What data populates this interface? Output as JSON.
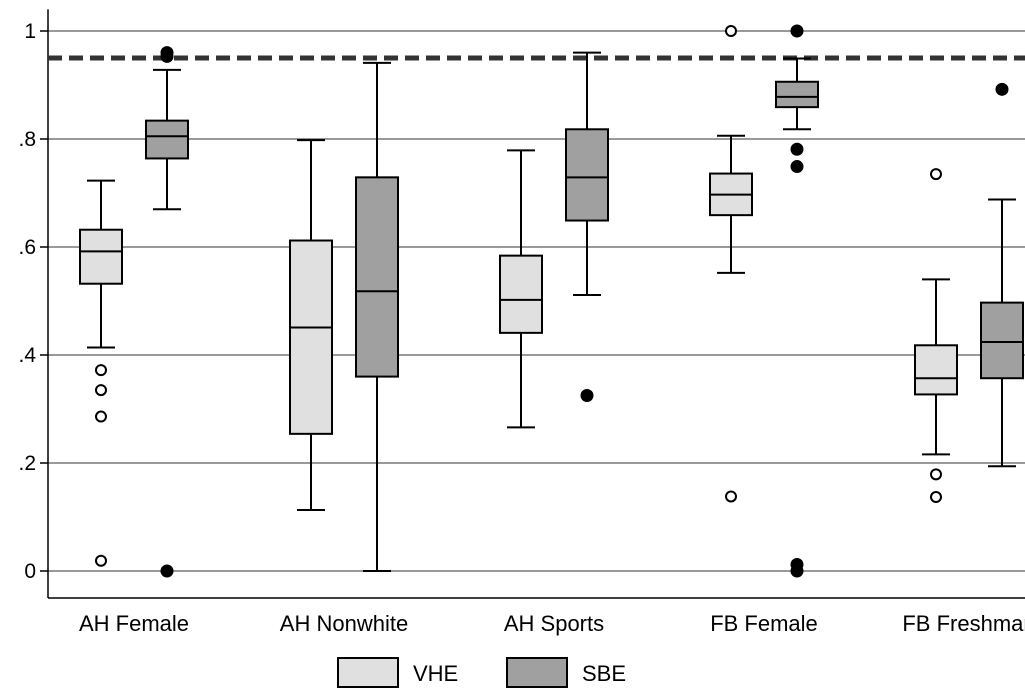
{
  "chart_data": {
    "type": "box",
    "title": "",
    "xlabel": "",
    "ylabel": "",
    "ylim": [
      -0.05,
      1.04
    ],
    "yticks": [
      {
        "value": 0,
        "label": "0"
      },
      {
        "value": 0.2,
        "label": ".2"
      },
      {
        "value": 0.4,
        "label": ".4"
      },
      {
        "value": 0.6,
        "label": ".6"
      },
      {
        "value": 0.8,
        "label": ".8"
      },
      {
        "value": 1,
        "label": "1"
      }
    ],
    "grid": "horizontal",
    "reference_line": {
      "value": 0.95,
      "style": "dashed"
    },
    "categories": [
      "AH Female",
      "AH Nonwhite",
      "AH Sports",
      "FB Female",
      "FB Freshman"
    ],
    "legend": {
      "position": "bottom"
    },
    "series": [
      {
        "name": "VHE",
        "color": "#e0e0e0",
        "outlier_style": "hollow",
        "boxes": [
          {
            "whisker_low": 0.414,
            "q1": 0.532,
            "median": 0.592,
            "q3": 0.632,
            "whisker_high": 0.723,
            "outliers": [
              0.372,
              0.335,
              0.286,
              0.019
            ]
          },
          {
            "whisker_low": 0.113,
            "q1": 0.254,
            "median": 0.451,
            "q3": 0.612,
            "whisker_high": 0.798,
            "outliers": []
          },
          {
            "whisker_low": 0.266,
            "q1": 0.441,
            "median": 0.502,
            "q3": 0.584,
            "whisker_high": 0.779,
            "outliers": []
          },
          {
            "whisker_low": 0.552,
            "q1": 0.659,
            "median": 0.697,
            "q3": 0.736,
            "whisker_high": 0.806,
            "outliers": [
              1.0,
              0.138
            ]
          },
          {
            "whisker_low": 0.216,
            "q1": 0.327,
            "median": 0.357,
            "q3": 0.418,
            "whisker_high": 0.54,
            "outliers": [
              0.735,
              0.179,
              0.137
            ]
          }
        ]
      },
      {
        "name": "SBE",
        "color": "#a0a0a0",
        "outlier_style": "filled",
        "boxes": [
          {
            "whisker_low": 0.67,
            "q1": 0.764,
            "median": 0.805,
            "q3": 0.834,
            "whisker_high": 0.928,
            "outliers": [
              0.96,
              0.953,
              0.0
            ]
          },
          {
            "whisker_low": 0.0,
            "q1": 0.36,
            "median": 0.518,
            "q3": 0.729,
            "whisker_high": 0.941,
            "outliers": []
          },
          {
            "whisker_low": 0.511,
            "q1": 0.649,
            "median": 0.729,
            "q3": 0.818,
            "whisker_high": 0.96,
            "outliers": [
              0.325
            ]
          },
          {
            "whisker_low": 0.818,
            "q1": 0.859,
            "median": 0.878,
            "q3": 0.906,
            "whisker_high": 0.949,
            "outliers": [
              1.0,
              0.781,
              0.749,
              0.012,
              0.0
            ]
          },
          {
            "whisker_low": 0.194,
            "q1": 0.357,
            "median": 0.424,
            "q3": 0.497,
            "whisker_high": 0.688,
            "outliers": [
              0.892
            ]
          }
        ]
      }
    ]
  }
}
━━━━━━━━━━━━━━━━
• **Task goal**: Quote every record above exactly, leaving out any pictures.

• **Answer to the exercise**:
What data populates this interface? Output as JSON.
{
  "chart_data": {
    "type": "box",
    "title": "",
    "xlabel": "",
    "ylabel": "",
    "ylim": [
      -0.05,
      1.04
    ],
    "yticks": [
      {
        "value": 0,
        "label": "0"
      },
      {
        "value": 0.2,
        "label": ".2"
      },
      {
        "value": 0.4,
        "label": ".4"
      },
      {
        "value": 0.6,
        "label": ".6"
      },
      {
        "value": 0.8,
        "label": ".8"
      },
      {
        "value": 1,
        "label": "1"
      }
    ],
    "grid": "horizontal",
    "reference_line": {
      "value": 0.95,
      "style": "dashed"
    },
    "categories": [
      "AH Female",
      "AH Nonwhite",
      "AH Sports",
      "FB Female",
      "FB Freshman"
    ],
    "legend": {
      "position": "bottom"
    },
    "series": [
      {
        "name": "VHE",
        "color": "#e0e0e0",
        "outlier_style": "hollow",
        "boxes": [
          {
            "whisker_low": 0.414,
            "q1": 0.532,
            "median": 0.592,
            "q3": 0.632,
            "whisker_high": 0.723,
            "outliers": [
              0.372,
              0.335,
              0.286,
              0.019
            ]
          },
          {
            "whisker_low": 0.113,
            "q1": 0.254,
            "median": 0.451,
            "q3": 0.612,
            "whisker_high": 0.798,
            "outliers": []
          },
          {
            "whisker_low": 0.266,
            "q1": 0.441,
            "median": 0.502,
            "q3": 0.584,
            "whisker_high": 0.779,
            "outliers": []
          },
          {
            "whisker_low": 0.552,
            "q1": 0.659,
            "median": 0.697,
            "q3": 0.736,
            "whisker_high": 0.806,
            "outliers": [
              1.0,
              0.138
            ]
          },
          {
            "whisker_low": 0.216,
            "q1": 0.327,
            "median": 0.357,
            "q3": 0.418,
            "whisker_high": 0.54,
            "outliers": [
              0.735,
              0.179,
              0.137
            ]
          }
        ]
      },
      {
        "name": "SBE",
        "color": "#a0a0a0",
        "outlier_style": "filled",
        "boxes": [
          {
            "whisker_low": 0.67,
            "q1": 0.764,
            "median": 0.805,
            "q3": 0.834,
            "whisker_high": 0.928,
            "outliers": [
              0.96,
              0.953,
              0.0
            ]
          },
          {
            "whisker_low": 0.0,
            "q1": 0.36,
            "median": 0.518,
            "q3": 0.729,
            "whisker_high": 0.941,
            "outliers": []
          },
          {
            "whisker_low": 0.511,
            "q1": 0.649,
            "median": 0.729,
            "q3": 0.818,
            "whisker_high": 0.96,
            "outliers": [
              0.325
            ]
          },
          {
            "whisker_low": 0.818,
            "q1": 0.859,
            "median": 0.878,
            "q3": 0.906,
            "whisker_high": 0.949,
            "outliers": [
              1.0,
              0.781,
              0.749,
              0.012,
              0.0
            ]
          },
          {
            "whisker_low": 0.194,
            "q1": 0.357,
            "median": 0.424,
            "q3": 0.497,
            "whisker_high": 0.688,
            "outliers": [
              0.892
            ]
          }
        ]
      }
    ]
  }
}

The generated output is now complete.